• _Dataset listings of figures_

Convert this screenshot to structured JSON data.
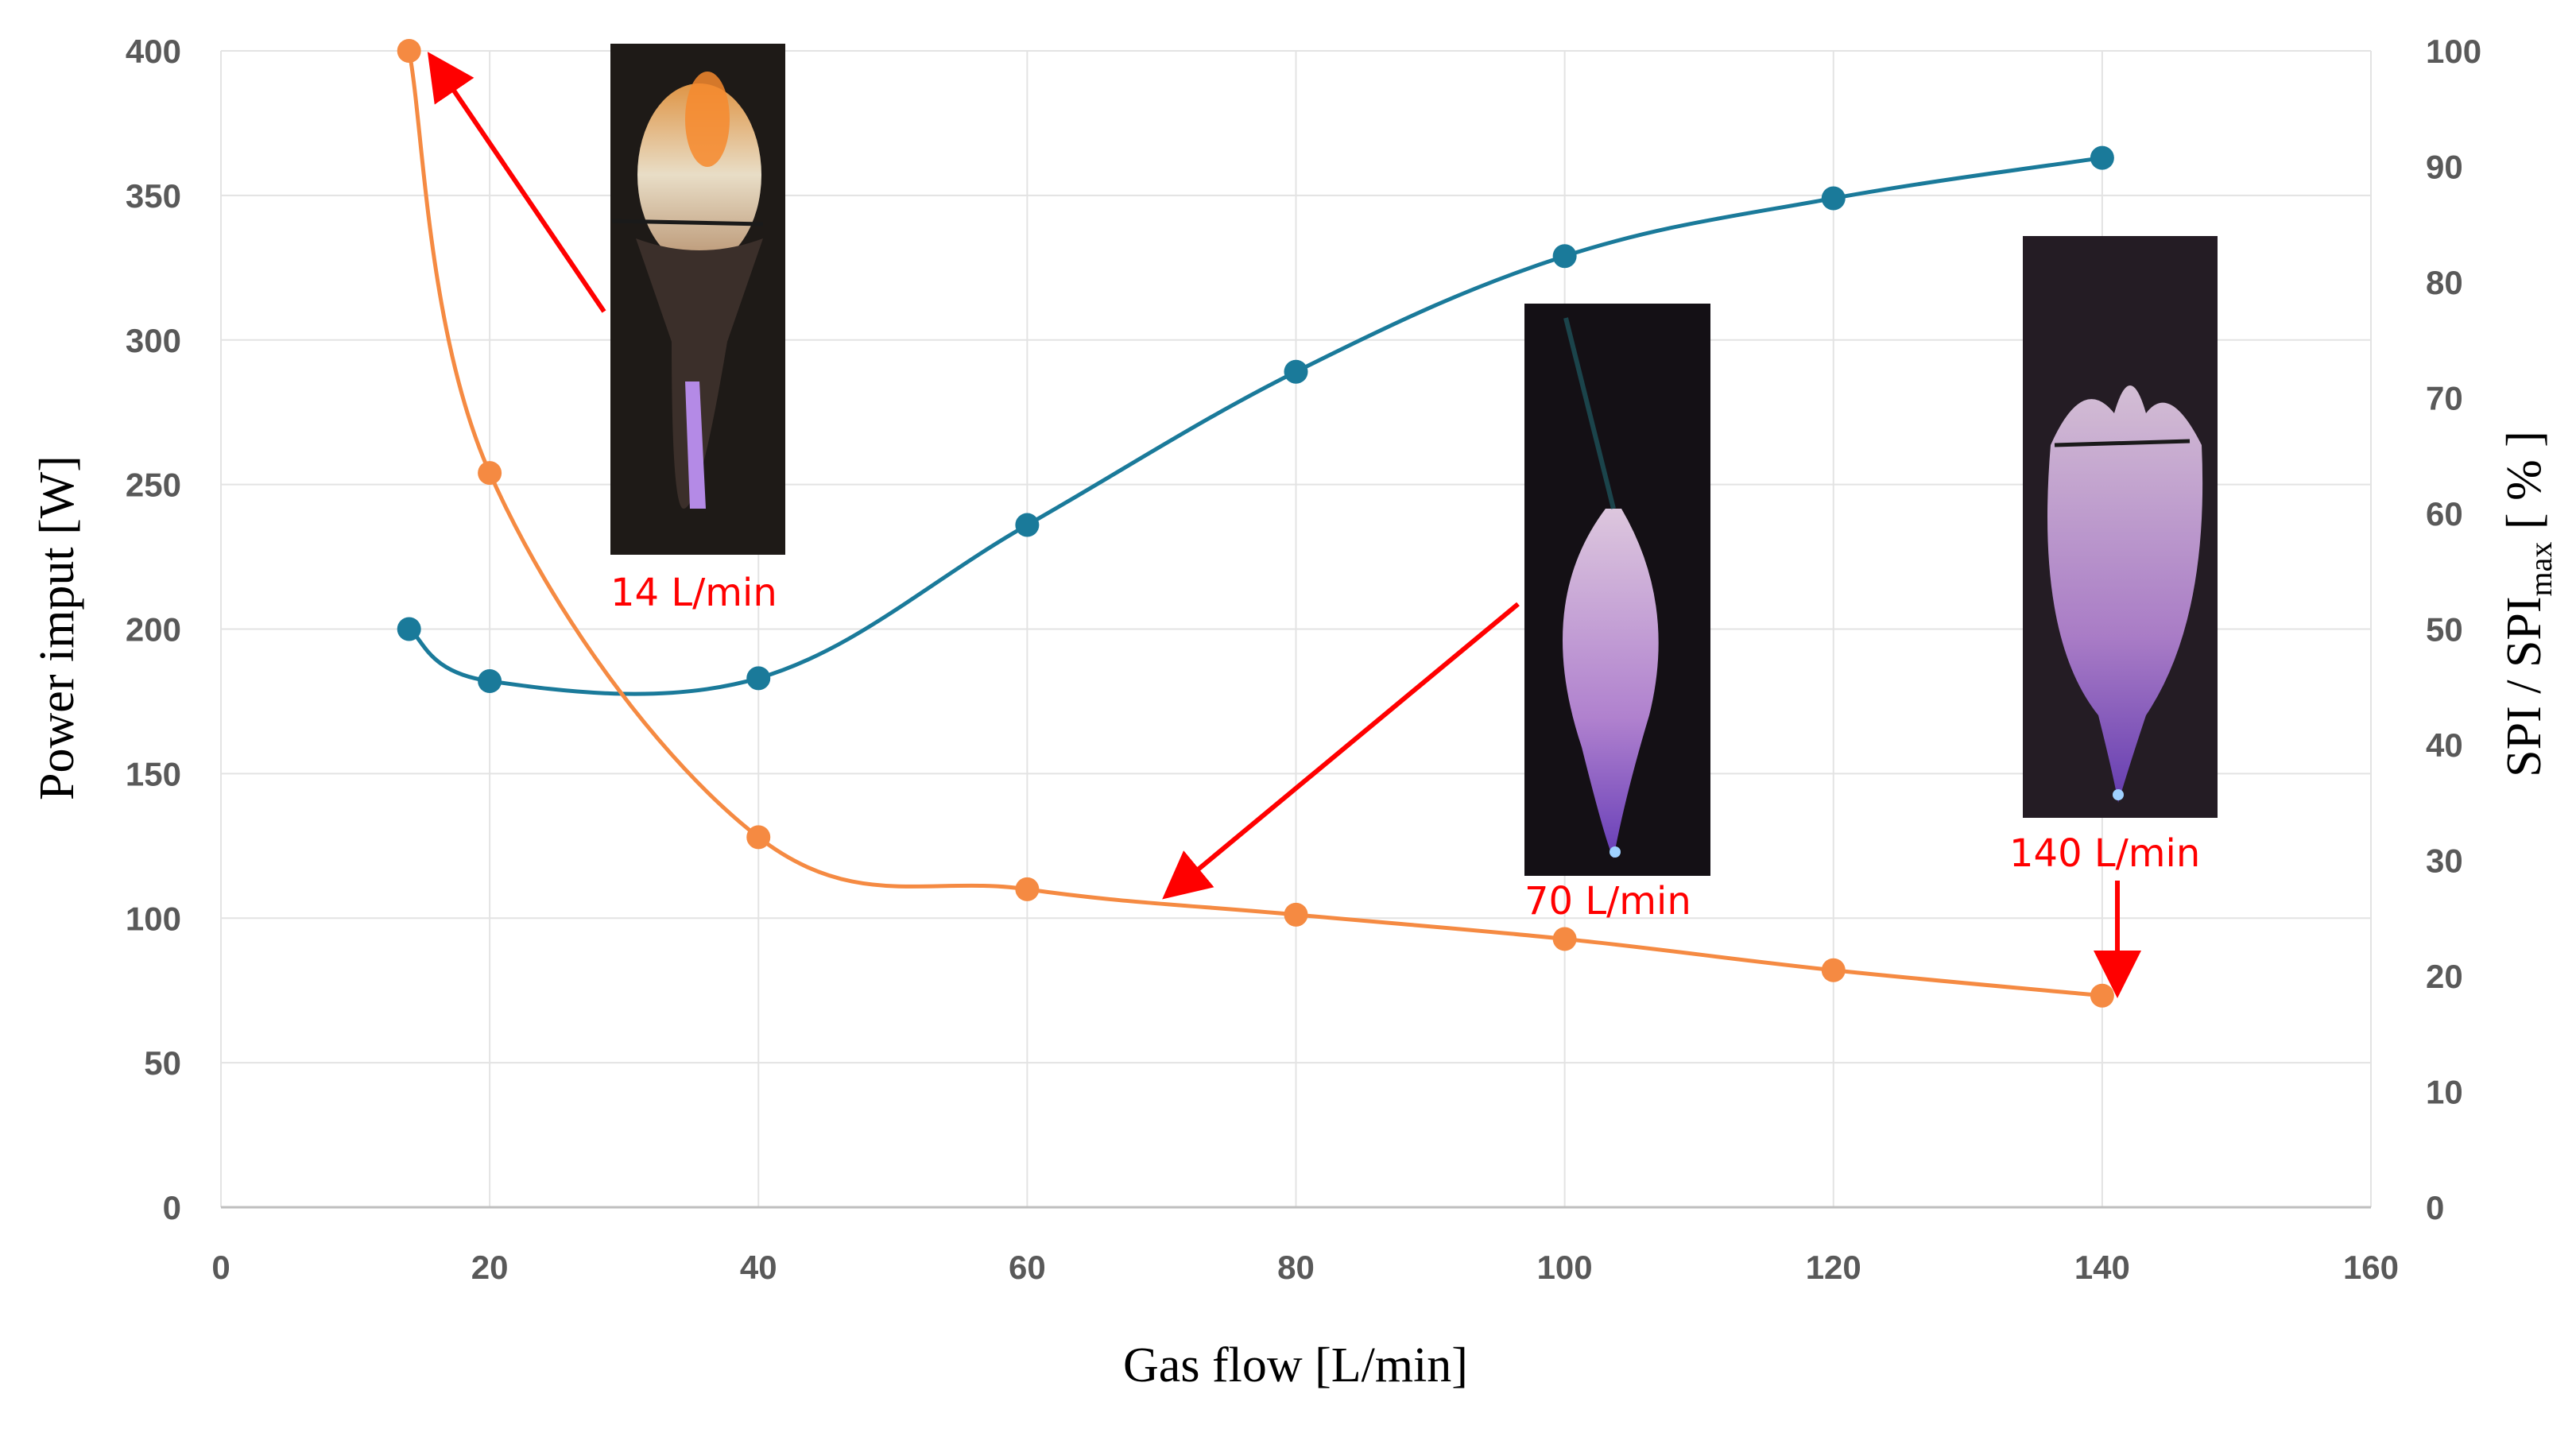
{
  "chart_data": {
    "type": "line",
    "title": "",
    "xlabel": "Gas flow [L/min]",
    "ylabel": "Power imput [W]",
    "y2label_main": "SPI / SPI",
    "y2label_sub": "max",
    "y2label_tail": " [ % ]",
    "xlim": [
      0,
      160
    ],
    "ylim": [
      0,
      400
    ],
    "y2lim": [
      0,
      100
    ],
    "x_ticks": [
      "0",
      "20",
      "40",
      "60",
      "80",
      "100",
      "120",
      "140",
      "160"
    ],
    "y_ticks": [
      "0",
      "50",
      "100",
      "150",
      "200",
      "250",
      "300",
      "350",
      "400"
    ],
    "y2_ticks": [
      "0",
      "10",
      "20",
      "30",
      "40",
      "50",
      "60",
      "70",
      "80",
      "90",
      "100"
    ],
    "grid": true,
    "series": [
      {
        "axis": "left",
        "color": "#1a7a9a",
        "x": [
          14,
          20,
          40,
          60,
          80,
          100,
          120,
          140
        ],
        "y": [
          200,
          182,
          183,
          236,
          289,
          329,
          349,
          363
        ]
      },
      {
        "axis": "right",
        "color": "#f58a42",
        "x": [
          14,
          20,
          40,
          60,
          80,
          100,
          120,
          140
        ],
        "y": [
          100,
          63.5,
          32,
          27.5,
          25.3,
          23.2,
          20.5,
          18.3
        ]
      }
    ],
    "annotations": [
      {
        "text": "14 L/min",
        "target_x": 15,
        "target_y": 390,
        "color": "#ff0000"
      },
      {
        "text": "70 L/min",
        "target_x": 70,
        "target_y": 108,
        "color": "#ff0000"
      },
      {
        "text": "140 L/min",
        "target_x": 140,
        "target_y": 72,
        "color": "#ff0000"
      }
    ]
  }
}
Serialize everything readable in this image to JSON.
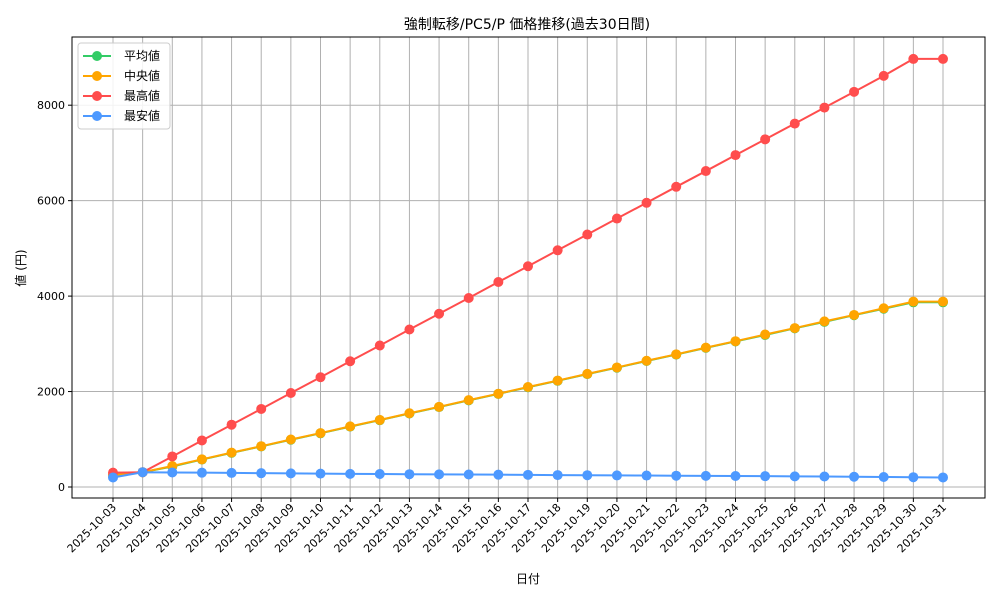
{
  "chart_data": {
    "type": "line",
    "title": "強制転移/PC5/P 価格推移(過去30日間)",
    "xlabel": "日付",
    "ylabel": "値 (円)",
    "ylim": [
      -450,
      9430
    ],
    "yticks": [
      0,
      2000,
      4000,
      6000,
      8000
    ],
    "grid": true,
    "legend_position": "upper left",
    "categories": [
      "2025-10-03",
      "2025-10-04",
      "2025-10-05",
      "2025-10-06",
      "2025-10-07",
      "2025-10-08",
      "2025-10-09",
      "2025-10-10",
      "2025-10-11",
      "2025-10-12",
      "2025-10-13",
      "2025-10-14",
      "2025-10-15",
      "2025-10-16",
      "2025-10-17",
      "2025-10-18",
      "2025-10-19",
      "2025-10-20",
      "2025-10-21",
      "2025-10-22",
      "2025-10-23",
      "2025-10-24",
      "2025-10-25",
      "2025-10-26",
      "2025-10-27",
      "2025-10-28",
      "2025-10-29",
      "2025-10-30",
      "2025-10-31"
    ],
    "series": [
      {
        "name": "平均値",
        "color": "#33cc66",
        "values": [
          250,
          310,
          430,
          575,
          715,
          850,
          990,
          1125,
          1265,
          1400,
          1540,
          1675,
          1815,
          1950,
          2090,
          2225,
          2365,
          2500,
          2640,
          2775,
          2915,
          3050,
          3185,
          3325,
          3460,
          3600,
          3735,
          3870,
          3870
        ]
      },
      {
        "name": "中央値",
        "color": "#ffa500",
        "values": [
          250,
          310,
          440,
          580,
          720,
          855,
          995,
          1130,
          1270,
          1405,
          1545,
          1680,
          1820,
          1955,
          2095,
          2230,
          2370,
          2505,
          2645,
          2780,
          2920,
          3055,
          3195,
          3330,
          3470,
          3605,
          3745,
          3885,
          3885
        ]
      },
      {
        "name": "最高値",
        "color": "#ff4d4d",
        "values": [
          300,
          310,
          640,
          975,
          1305,
          1635,
          1970,
          2300,
          2635,
          2965,
          3300,
          3630,
          3960,
          4295,
          4625,
          4960,
          5290,
          5625,
          5955,
          6290,
          6620,
          6955,
          7285,
          7615,
          7950,
          8280,
          8615,
          8970,
          8970
        ]
      },
      {
        "name": "最安値",
        "color": "#4d99ff",
        "values": [
          200,
          310,
          305,
          300,
          295,
          290,
          285,
          280,
          275,
          272,
          268,
          265,
          262,
          258,
          255,
          250,
          247,
          243,
          240,
          237,
          233,
          230,
          227,
          223,
          220,
          215,
          210,
          205,
          200
        ]
      }
    ]
  }
}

• _Exercise_
Write out the material above once more, exactly as it reads, with no pictures.

• _Exercise response_
Convert this screenshot to structured JSON data.
{
  "chart_data": {
    "type": "line",
    "title": "",
    "xlabel": "Gas flow [L/min]",
    "ylabel": "Power imput [W]",
    "y2label_main": "SPI / SPI",
    "y2label_sub": "max",
    "y2label_tail": " [ % ]",
    "xlim": [
      0,
      160
    ],
    "ylim": [
      0,
      400
    ],
    "y2lim": [
      0,
      100
    ],
    "x_ticks": [
      "0",
      "20",
      "40",
      "60",
      "80",
      "100",
      "120",
      "140",
      "160"
    ],
    "y_ticks": [
      "0",
      "50",
      "100",
      "150",
      "200",
      "250",
      "300",
      "350",
      "400"
    ],
    "y2_ticks": [
      "0",
      "10",
      "20",
      "30",
      "40",
      "50",
      "60",
      "70",
      "80",
      "90",
      "100"
    ],
    "grid": true,
    "series": [
      {
        "axis": "left",
        "color": "#1a7a9a",
        "x": [
          14,
          20,
          40,
          60,
          80,
          100,
          120,
          140
        ],
        "y": [
          200,
          182,
          183,
          236,
          289,
          329,
          349,
          363
        ]
      },
      {
        "axis": "right",
        "color": "#f58a42",
        "x": [
          14,
          20,
          40,
          60,
          80,
          100,
          120,
          140
        ],
        "y": [
          100,
          63.5,
          32,
          27.5,
          25.3,
          23.2,
          20.5,
          18.3
        ]
      }
    ],
    "annotations": [
      {
        "text": "14 L/min",
        "target_x": 15,
        "target_y": 390,
        "color": "#ff0000"
      },
      {
        "text": "70 L/min",
        "target_x": 70,
        "target_y": 108,
        "color": "#ff0000"
      },
      {
        "text": "140 L/min",
        "target_x": 140,
        "target_y": 72,
        "color": "#ff0000"
      }
    ]
  }
}
Serialize everything readable in this image to JSON.
{
  "chart_data": {
    "type": "line",
    "title": "強制転移/PC5/P 価格推移(過去30日間)",
    "xlabel": "日付",
    "ylabel": "値 (円)",
    "ylim": [
      -450,
      9430
    ],
    "yticks": [
      0,
      2000,
      4000,
      6000,
      8000
    ],
    "grid": true,
    "legend_position": "upper left",
    "categories": [
      "2025-10-03",
      "2025-10-04",
      "2025-10-05",
      "2025-10-06",
      "2025-10-07",
      "2025-10-08",
      "2025-10-09",
      "2025-10-10",
      "2025-10-11",
      "2025-10-12",
      "2025-10-13",
      "2025-10-14",
      "2025-10-15",
      "2025-10-16",
      "2025-10-17",
      "2025-10-18",
      "2025-10-19",
      "2025-10-20",
      "2025-10-21",
      "2025-10-22",
      "2025-10-23",
      "2025-10-24",
      "2025-10-25",
      "2025-10-26",
      "2025-10-27",
      "2025-10-28",
      "2025-10-29",
      "2025-10-30",
      "2025-10-31"
    ],
    "series": [
      {
        "name": "平均値",
        "color": "#33cc66",
        "values": [
          250,
          310,
          430,
          575,
          715,
          850,
          990,
          1125,
          1265,
          1400,
          1540,
          1675,
          1815,
          1950,
          2090,
          2225,
          2365,
          2500,
          2640,
          2775,
          2915,
          3050,
          3185,
          3325,
          3460,
          3600,
          3735,
          3870,
          3870
        ]
      },
      {
        "name": "中央値",
        "color": "#ffa500",
        "values": [
          250,
          310,
          440,
          580,
          720,
          855,
          995,
          1130,
          1270,
          1405,
          1545,
          1680,
          1820,
          1955,
          2095,
          2230,
          2370,
          2505,
          2645,
          2780,
          2920,
          3055,
          3195,
          3330,
          3470,
          3605,
          3745,
          3885,
          3885
        ]
      },
      {
        "name": "最高値",
        "color": "#ff4d4d",
        "values": [
          300,
          310,
          640,
          975,
          1305,
          1635,
          1970,
          2300,
          2635,
          2965,
          3300,
          3630,
          3960,
          4295,
          4625,
          4960,
          5290,
          5625,
          5955,
          6290,
          6620,
          6955,
          7285,
          7615,
          7950,
          8280,
          8615,
          8970,
          8970
        ]
      },
      {
        "name": "最安値",
        "color": "#4d99ff",
        "values": [
          200,
          310,
          305,
          300,
          295,
          290,
          285,
          280,
          275,
          272,
          268,
          265,
          262,
          258,
          255,
          250,
          247,
          243,
          240,
          237,
          233,
          230,
          227,
          223,
          220,
          215,
          210,
          205,
          200
        ]
      }
    ]
  }
}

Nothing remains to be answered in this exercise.